■ **CHALLENGE**:
Go through the listing below and gather every line with the word "Bohrer".

(Data excerpts)
START

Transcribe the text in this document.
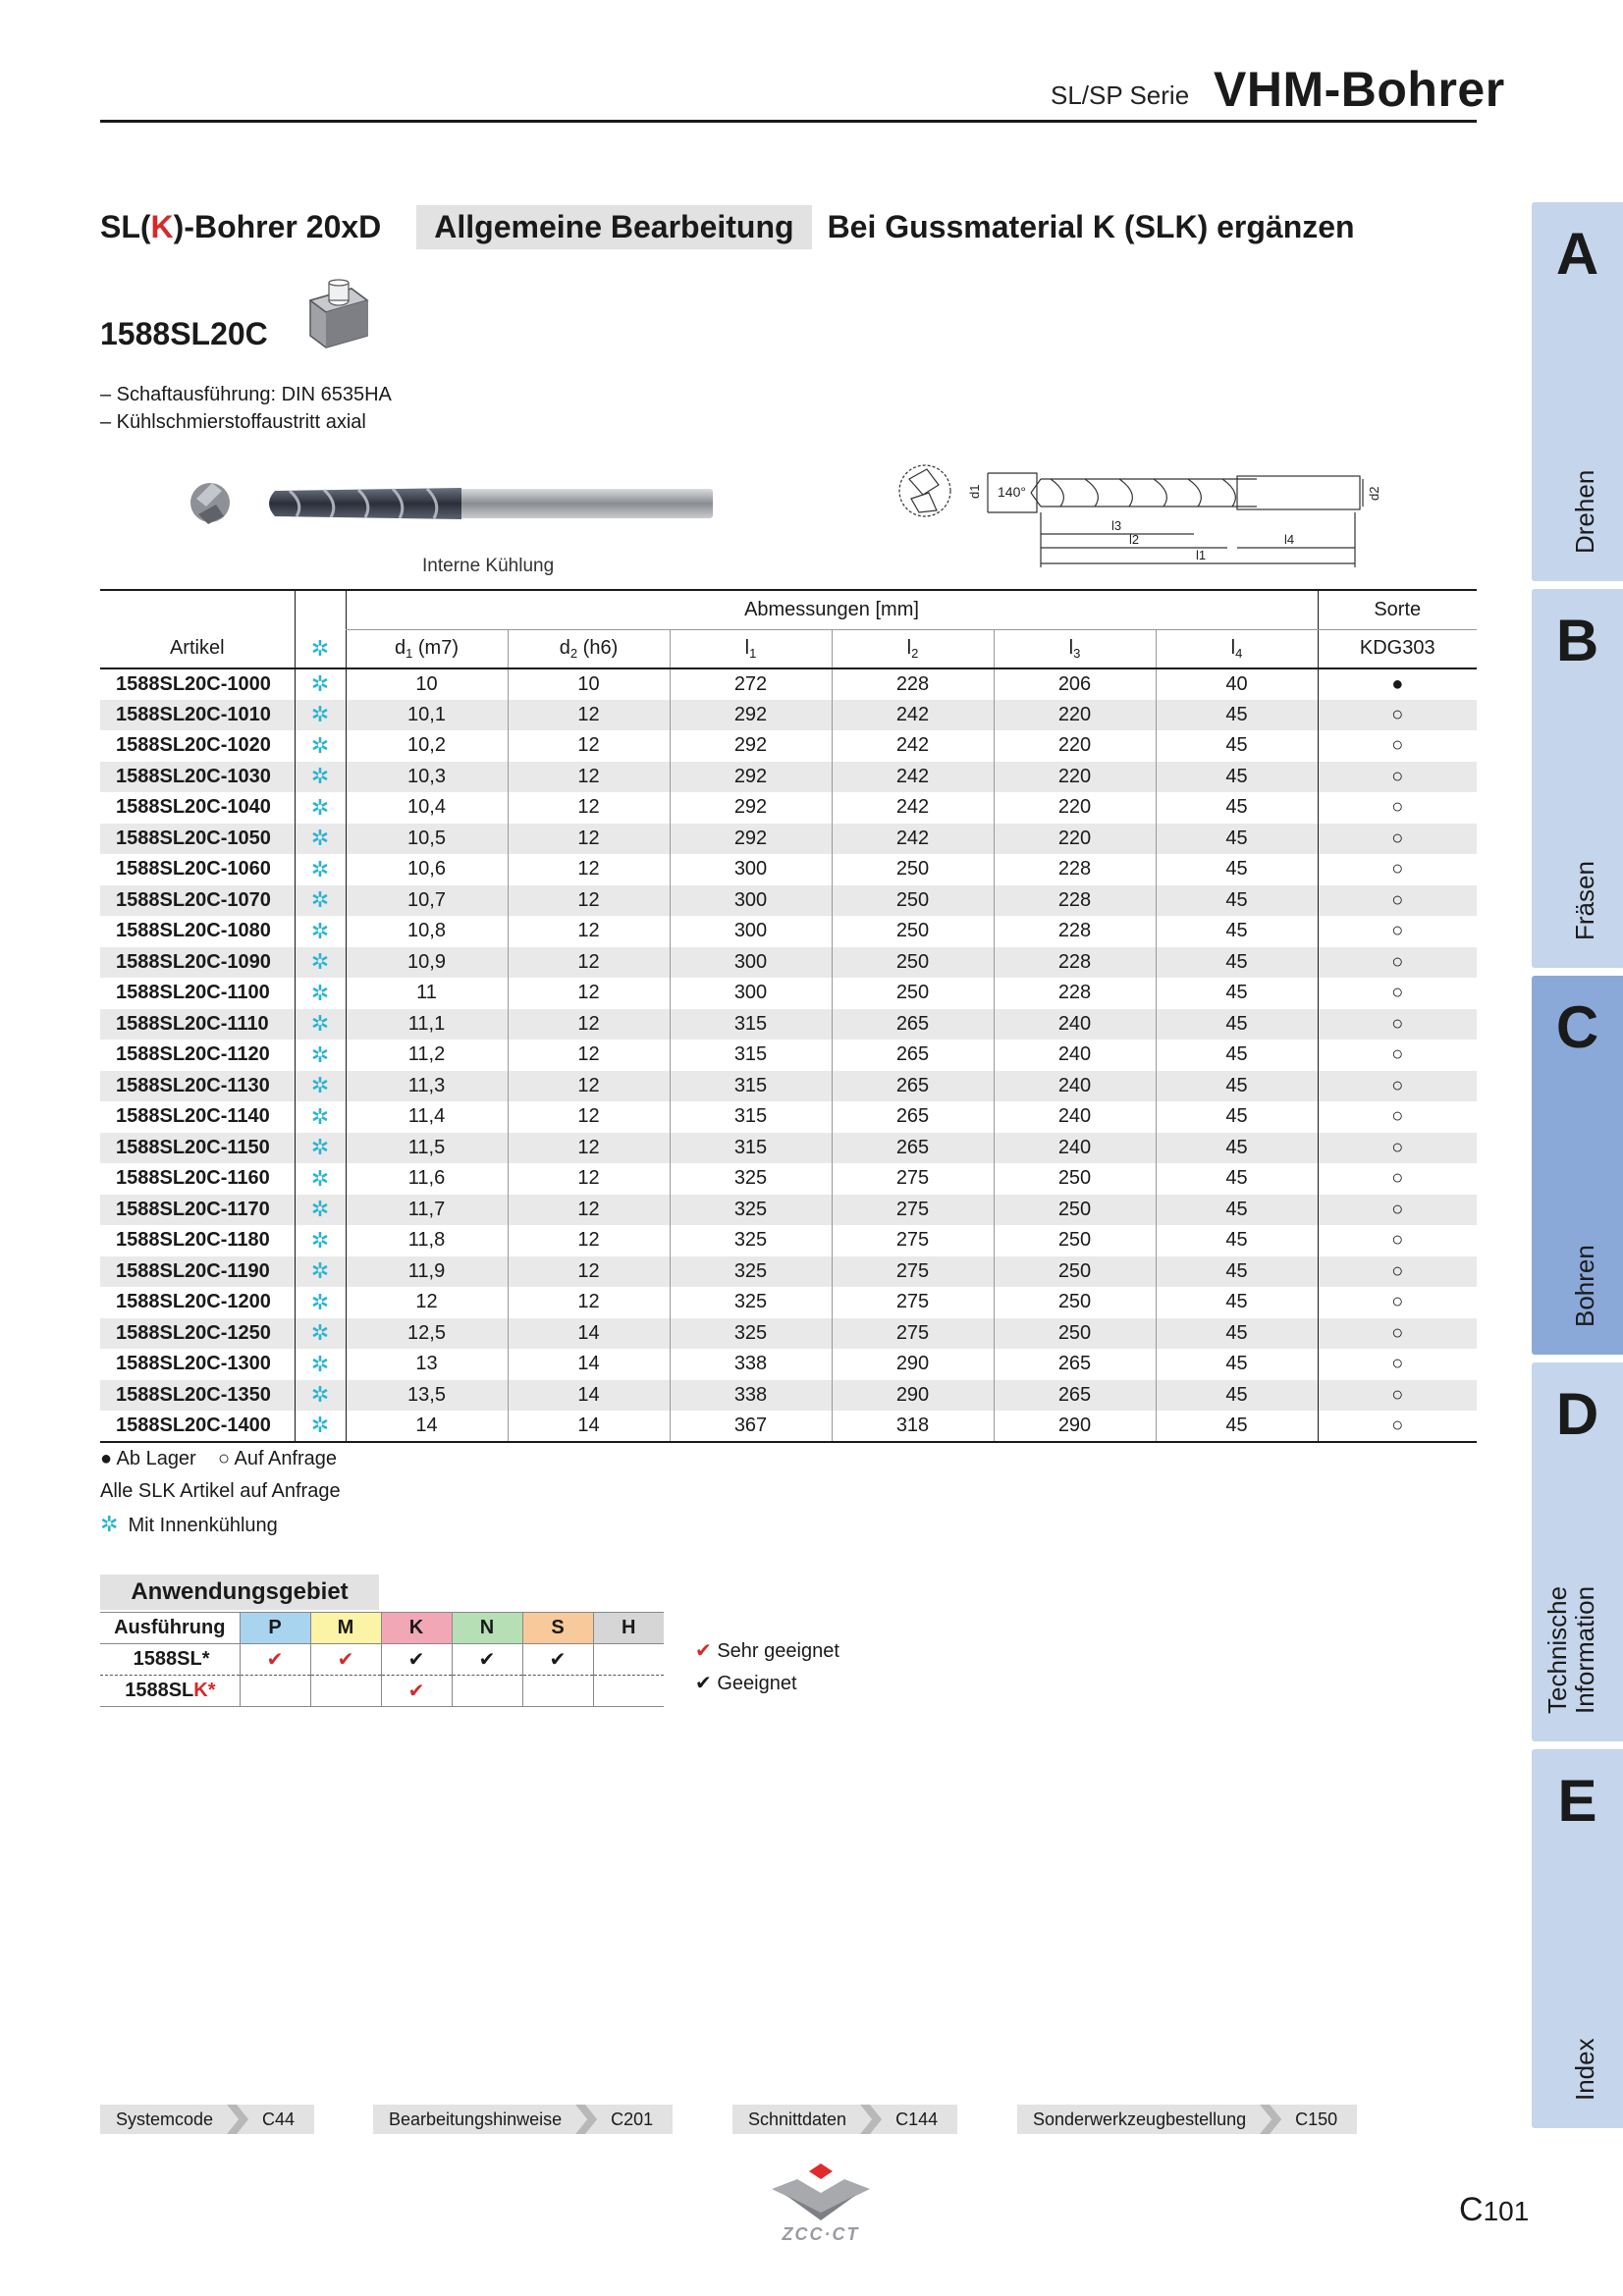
SL/SP Serie VHM-Bohrer
SL(K)-Bohrer 20xD	Allgemeine Bearbeitung	Bei Gussmaterial K (SLK) ergänzen
1588SL20C
– Schaftausführung: DIN 6535HA
– Kühlschmierstoffaustritt axial
Interne Kühlung
140°
d1	d2
l3
l2	l4
l1
		Abmessungen [mm]						Sorte
Artikel	✲	$d_1$ (m7)	$d_2$ (h6)	$l_1$	$l_2$	$l_3$	$l_4$	KDG303
1588SL20C-1000	✲	10	10	272	228	206	40	●
1588SL20C-1010	✲	10,1	12	292	242	220	45	○
1588SL20C-1020	✲	10,2	12	292	242	220	45	○
1588SL20C-1030	✲	10,3	12	292	242	220	45	○
1588SL20C-1040	✲	10,4	12	292	242	220	45	○
1588SL20C-1050	✲	10,5	12	292	242	220	45	○
1588SL20C-1060	✲	10,6	12	300	250	228	45	○
1588SL20C-1070	✲	10,7	12	300	250	228	45	○
1588SL20C-1080	✲	10,8	12	300	250	228	45	○
1588SL20C-1090	✲	10,9	12	300	250	228	45	○
1588SL20C-1100	✲	11	12	300	250	228	45	○
1588SL20C-1110	✲	11,1	12	315	265	240	45	○
1588SL20C-1120	✲	11,2	12	315	265	240	45	○
1588SL20C-1130	✲	11,3	12	315	265	240	45	○
1588SL20C-1140	✲	11,4	12	315	265	240	45	○
1588SL20C-1150	✲	11,5	12	315	265	240	45	○
1588SL20C-1160	✲	11,6	12	325	275	250	45	○
1588SL20C-1170	✲	11,7	12	325	275	250	45	○
1588SL20C-1180	✲	11,8	12	325	275	250	45	○
1588SL20C-1190	✲	11,9	12	325	275	250	45	○
1588SL20C-1200	✲	12	12	325	275	250	45	○
1588SL20C-1250	✲	12,5	14	325	275	250	45	○
1588SL20C-1300	✲	13	14	338	290	265	45	○
1588SL20C-1350	✲	13,5	14	338	290	265	45	○
1588SL20C-1400	✲	14	14	367	318	290	45	○
● Ab Lager ○ Auf Anfrage
Alle SLK Artikel auf Anfrage
✲ Mit Innenkühlung
Anwendungsgebiet
Ausführung	P	M	K	N	S	H
1588SL*	✔	✔	✔	✔	✔	
1588SLK*			✔			
✔ Sehr geeignet
✔ Geeignet
A
Drehen
B
Fräsen
C
Bohren
D
Technische Information
E
Index
Systemcode	C44	Bearbeitungshinweise	C201	Schnittdaten	C144	Sonderwerkzeugbestellung	C150
ZCC·CT
C101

END

■ **ANSWER TO THE TASK**:
SL/SP Serie VHM-Bohrer
SL(K)-Bohrer 20xD	Allgemeine Bearbeitung	Bei Gussmaterial K (SLK) ergänzen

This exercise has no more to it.